EXTRACTED INFORMATION start

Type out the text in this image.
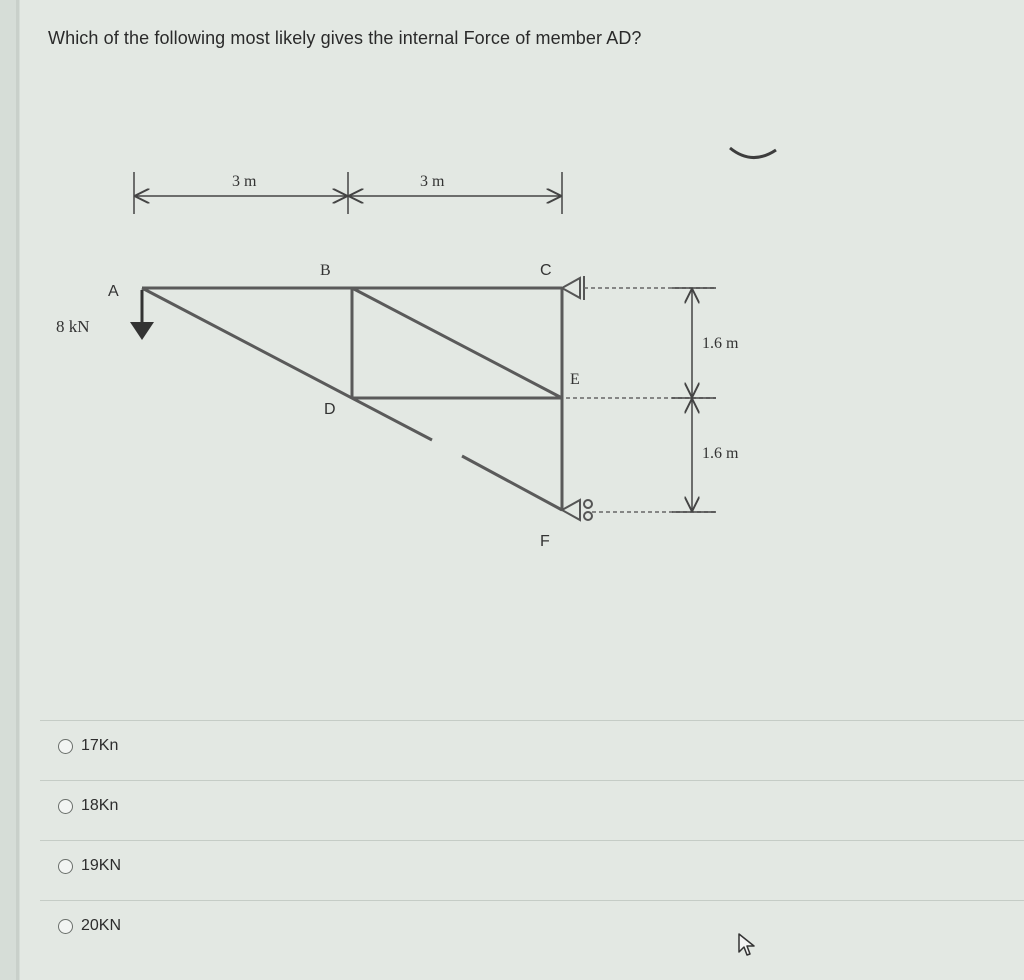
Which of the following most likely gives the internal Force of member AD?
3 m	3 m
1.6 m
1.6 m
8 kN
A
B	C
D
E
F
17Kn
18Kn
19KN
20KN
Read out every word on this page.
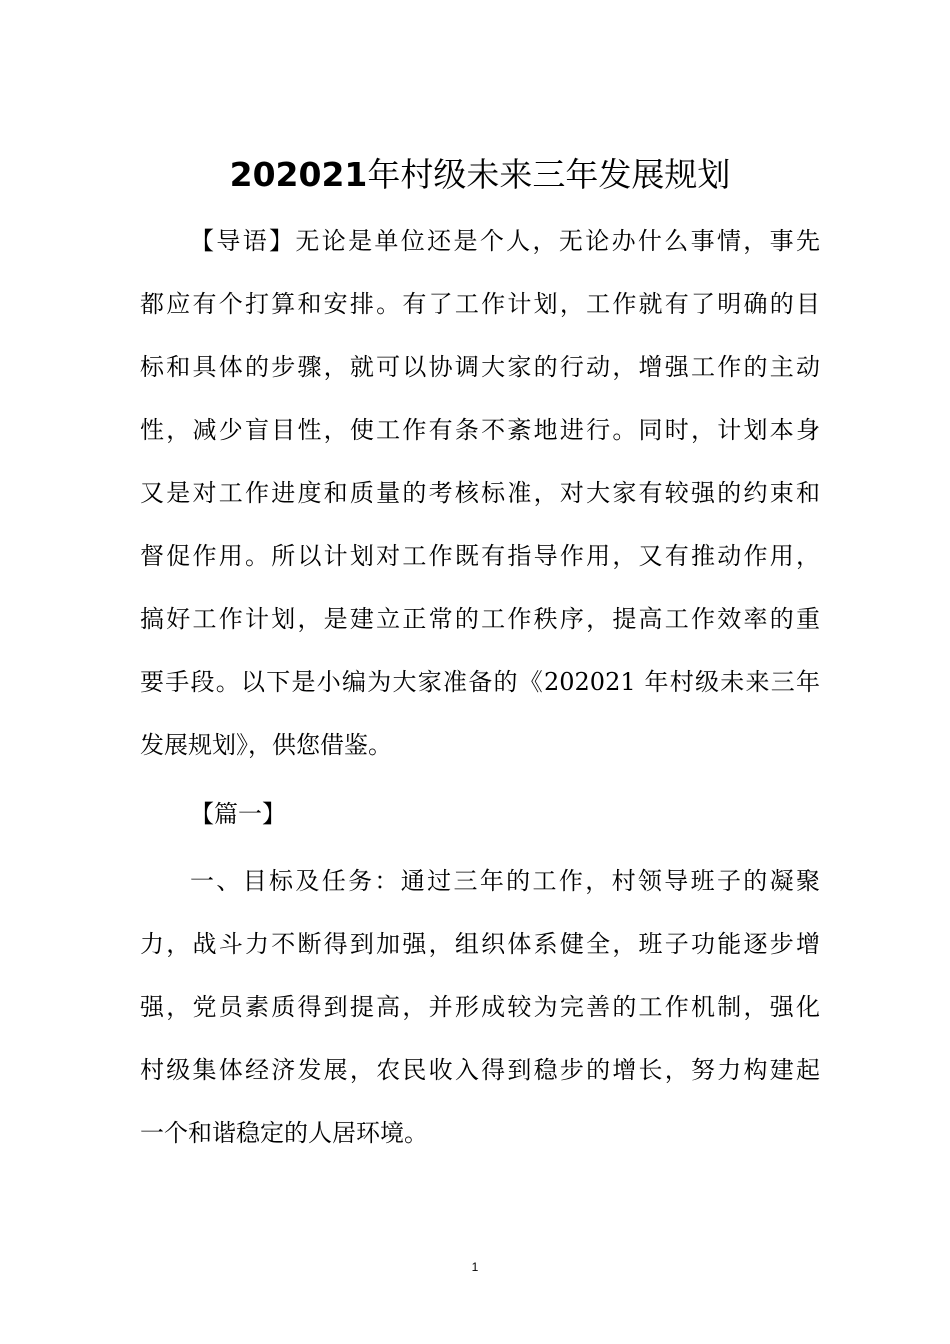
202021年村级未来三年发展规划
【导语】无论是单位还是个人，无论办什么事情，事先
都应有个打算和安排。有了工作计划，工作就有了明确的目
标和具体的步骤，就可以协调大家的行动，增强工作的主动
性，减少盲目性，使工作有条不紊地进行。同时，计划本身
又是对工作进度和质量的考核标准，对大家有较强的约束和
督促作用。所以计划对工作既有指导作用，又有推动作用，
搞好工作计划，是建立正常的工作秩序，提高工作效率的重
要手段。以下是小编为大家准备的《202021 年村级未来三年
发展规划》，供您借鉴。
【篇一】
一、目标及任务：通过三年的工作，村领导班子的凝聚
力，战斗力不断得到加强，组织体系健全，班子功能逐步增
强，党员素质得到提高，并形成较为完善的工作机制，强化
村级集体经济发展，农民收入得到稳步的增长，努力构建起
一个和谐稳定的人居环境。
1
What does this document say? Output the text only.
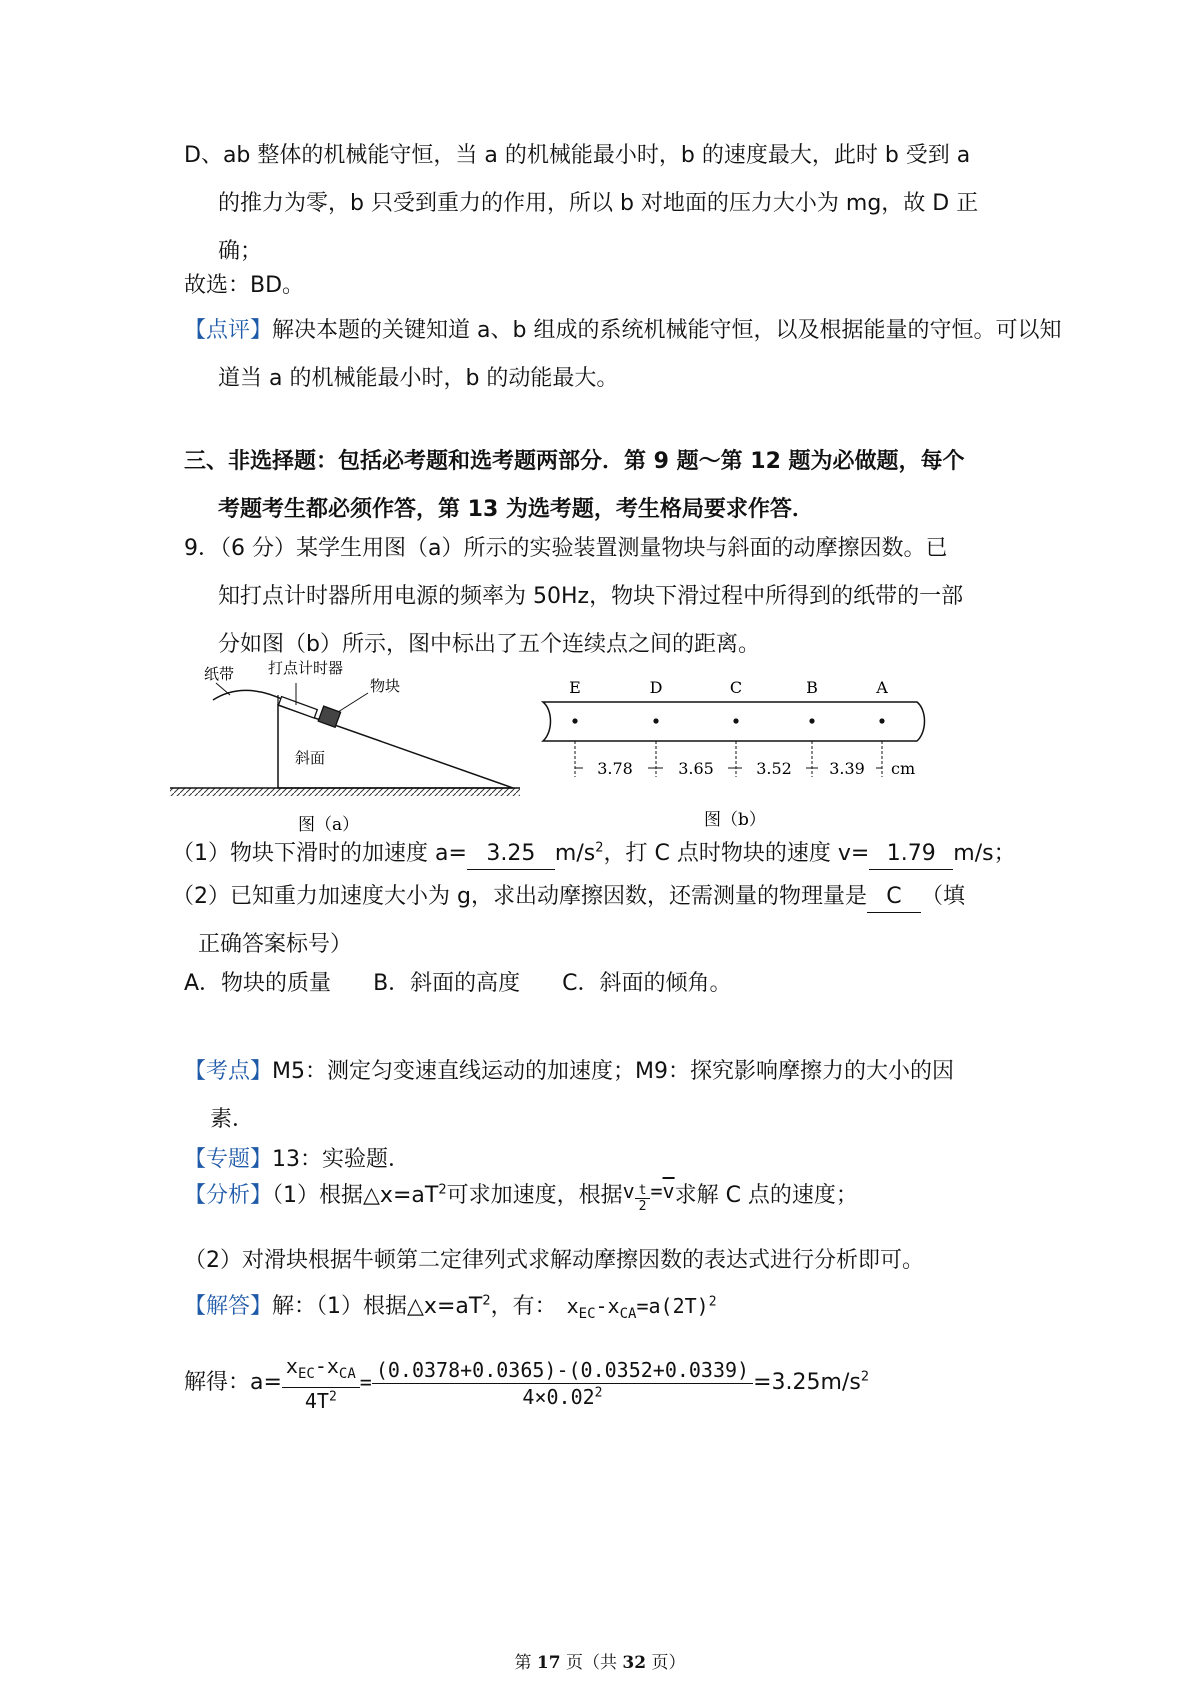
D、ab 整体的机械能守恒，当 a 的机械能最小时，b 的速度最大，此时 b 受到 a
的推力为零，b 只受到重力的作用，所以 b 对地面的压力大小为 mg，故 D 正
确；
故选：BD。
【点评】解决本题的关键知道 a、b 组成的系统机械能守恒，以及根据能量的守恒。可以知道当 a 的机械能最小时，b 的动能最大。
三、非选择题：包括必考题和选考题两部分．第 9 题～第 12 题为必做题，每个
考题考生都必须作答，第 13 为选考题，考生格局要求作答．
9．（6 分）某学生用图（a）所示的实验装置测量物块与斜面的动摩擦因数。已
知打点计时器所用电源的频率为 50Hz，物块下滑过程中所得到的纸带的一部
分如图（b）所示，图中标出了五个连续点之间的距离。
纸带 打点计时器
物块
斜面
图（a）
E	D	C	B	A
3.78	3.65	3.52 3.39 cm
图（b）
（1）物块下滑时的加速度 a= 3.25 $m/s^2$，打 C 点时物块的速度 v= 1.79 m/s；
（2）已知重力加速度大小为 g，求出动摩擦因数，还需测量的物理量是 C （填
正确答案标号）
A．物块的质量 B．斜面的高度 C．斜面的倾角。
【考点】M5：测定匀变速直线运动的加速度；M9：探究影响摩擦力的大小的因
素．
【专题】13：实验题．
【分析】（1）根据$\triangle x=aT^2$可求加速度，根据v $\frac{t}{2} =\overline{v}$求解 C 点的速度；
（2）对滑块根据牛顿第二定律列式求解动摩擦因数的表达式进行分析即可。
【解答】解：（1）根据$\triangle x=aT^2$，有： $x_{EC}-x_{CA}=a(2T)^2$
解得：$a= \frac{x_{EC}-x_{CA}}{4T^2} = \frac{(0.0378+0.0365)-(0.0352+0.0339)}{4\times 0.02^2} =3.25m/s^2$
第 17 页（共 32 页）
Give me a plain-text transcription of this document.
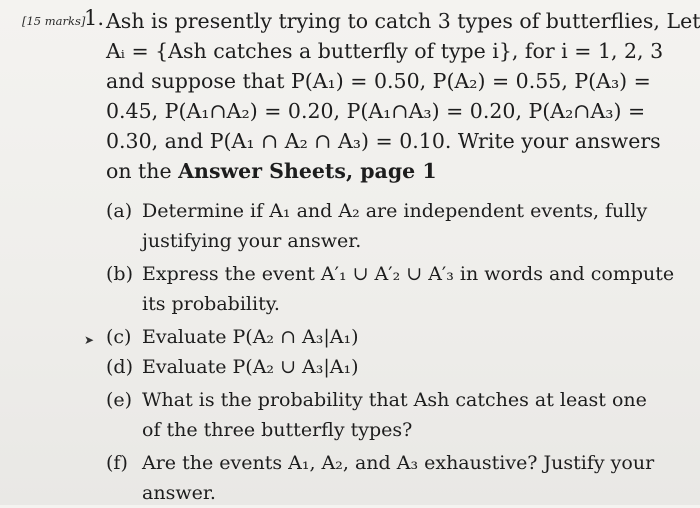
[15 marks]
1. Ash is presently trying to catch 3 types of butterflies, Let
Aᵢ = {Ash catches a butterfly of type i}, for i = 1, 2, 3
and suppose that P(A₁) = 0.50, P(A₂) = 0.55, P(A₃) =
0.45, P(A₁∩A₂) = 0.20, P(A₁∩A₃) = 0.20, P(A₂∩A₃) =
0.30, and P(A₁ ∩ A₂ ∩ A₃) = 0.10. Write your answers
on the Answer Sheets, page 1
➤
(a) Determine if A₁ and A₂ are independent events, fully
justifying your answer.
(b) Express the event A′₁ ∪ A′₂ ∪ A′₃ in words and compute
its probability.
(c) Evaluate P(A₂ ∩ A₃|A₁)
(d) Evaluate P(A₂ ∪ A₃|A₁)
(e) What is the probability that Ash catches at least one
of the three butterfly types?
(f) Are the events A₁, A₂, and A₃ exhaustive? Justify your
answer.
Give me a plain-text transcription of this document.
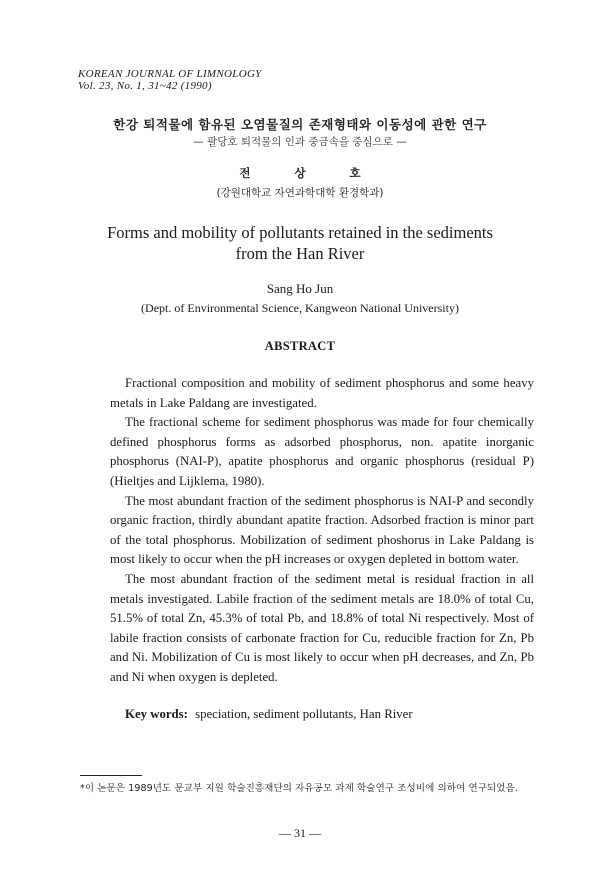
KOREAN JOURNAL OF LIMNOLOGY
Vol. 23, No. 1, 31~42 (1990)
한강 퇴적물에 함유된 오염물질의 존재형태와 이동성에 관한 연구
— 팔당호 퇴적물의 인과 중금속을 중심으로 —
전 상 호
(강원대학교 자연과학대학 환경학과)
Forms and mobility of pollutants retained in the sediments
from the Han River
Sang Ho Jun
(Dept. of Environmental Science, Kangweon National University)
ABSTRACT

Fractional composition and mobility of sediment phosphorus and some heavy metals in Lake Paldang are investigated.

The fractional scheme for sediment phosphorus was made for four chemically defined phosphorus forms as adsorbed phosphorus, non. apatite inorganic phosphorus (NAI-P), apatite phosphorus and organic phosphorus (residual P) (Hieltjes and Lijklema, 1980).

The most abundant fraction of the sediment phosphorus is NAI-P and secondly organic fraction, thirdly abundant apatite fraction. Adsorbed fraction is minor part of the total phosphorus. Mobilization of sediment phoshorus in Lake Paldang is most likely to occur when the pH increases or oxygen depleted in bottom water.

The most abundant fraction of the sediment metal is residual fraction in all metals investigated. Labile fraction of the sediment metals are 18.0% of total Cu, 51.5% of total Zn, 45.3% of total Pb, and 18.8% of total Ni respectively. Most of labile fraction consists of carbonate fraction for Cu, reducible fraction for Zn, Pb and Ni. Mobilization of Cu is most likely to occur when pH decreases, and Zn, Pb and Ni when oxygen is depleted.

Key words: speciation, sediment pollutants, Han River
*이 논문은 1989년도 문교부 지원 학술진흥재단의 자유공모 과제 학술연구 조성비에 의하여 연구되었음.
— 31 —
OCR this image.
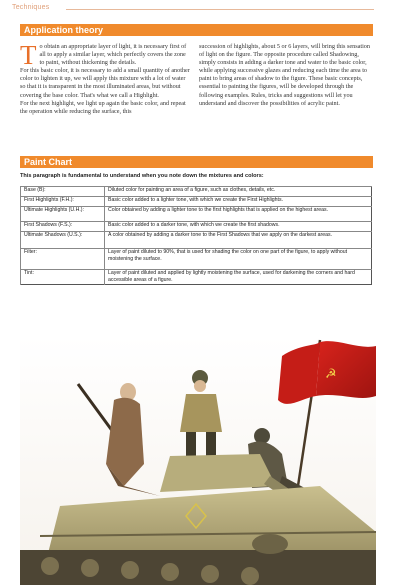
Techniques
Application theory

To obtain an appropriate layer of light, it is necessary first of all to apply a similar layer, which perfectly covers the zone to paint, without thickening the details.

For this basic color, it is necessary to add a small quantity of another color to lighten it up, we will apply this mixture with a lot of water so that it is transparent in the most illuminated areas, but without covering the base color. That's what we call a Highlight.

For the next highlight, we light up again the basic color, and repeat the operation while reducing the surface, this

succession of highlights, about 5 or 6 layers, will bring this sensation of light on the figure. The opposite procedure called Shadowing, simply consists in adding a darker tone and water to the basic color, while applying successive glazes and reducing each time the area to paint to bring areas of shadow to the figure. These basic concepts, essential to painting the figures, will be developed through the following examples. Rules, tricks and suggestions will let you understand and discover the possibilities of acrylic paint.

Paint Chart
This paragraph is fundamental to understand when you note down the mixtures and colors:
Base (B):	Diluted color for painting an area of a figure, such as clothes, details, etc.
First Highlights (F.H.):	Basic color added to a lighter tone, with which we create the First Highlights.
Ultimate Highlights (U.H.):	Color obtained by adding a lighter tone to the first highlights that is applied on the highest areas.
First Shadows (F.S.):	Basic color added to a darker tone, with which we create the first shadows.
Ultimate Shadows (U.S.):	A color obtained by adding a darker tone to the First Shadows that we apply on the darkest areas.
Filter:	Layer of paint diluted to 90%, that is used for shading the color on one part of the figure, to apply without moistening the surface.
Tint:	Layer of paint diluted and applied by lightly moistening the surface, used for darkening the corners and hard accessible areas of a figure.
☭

EXTRACTED INFORMATION end

* EXERCISE INSTRUCTIONS: List all lines from the entries that include the word "without".

* THE REPLY:
To obtain an appropriate layer of light, it is necessary first of all to apply a similar layer, which perfectly covers the zone to paint, without thickening the details.
For this basic color, it is necessary to add a small quantity of another color to lighten it up, we will apply this mixture with a lot of water so that it is transparent in the most illuminated areas, but without covering the base color. That's what we call a Highlight.
Filter:	Layer of paint diluted to 90%, that is used for shading the color on one part of the figure, to apply without moistening the surface.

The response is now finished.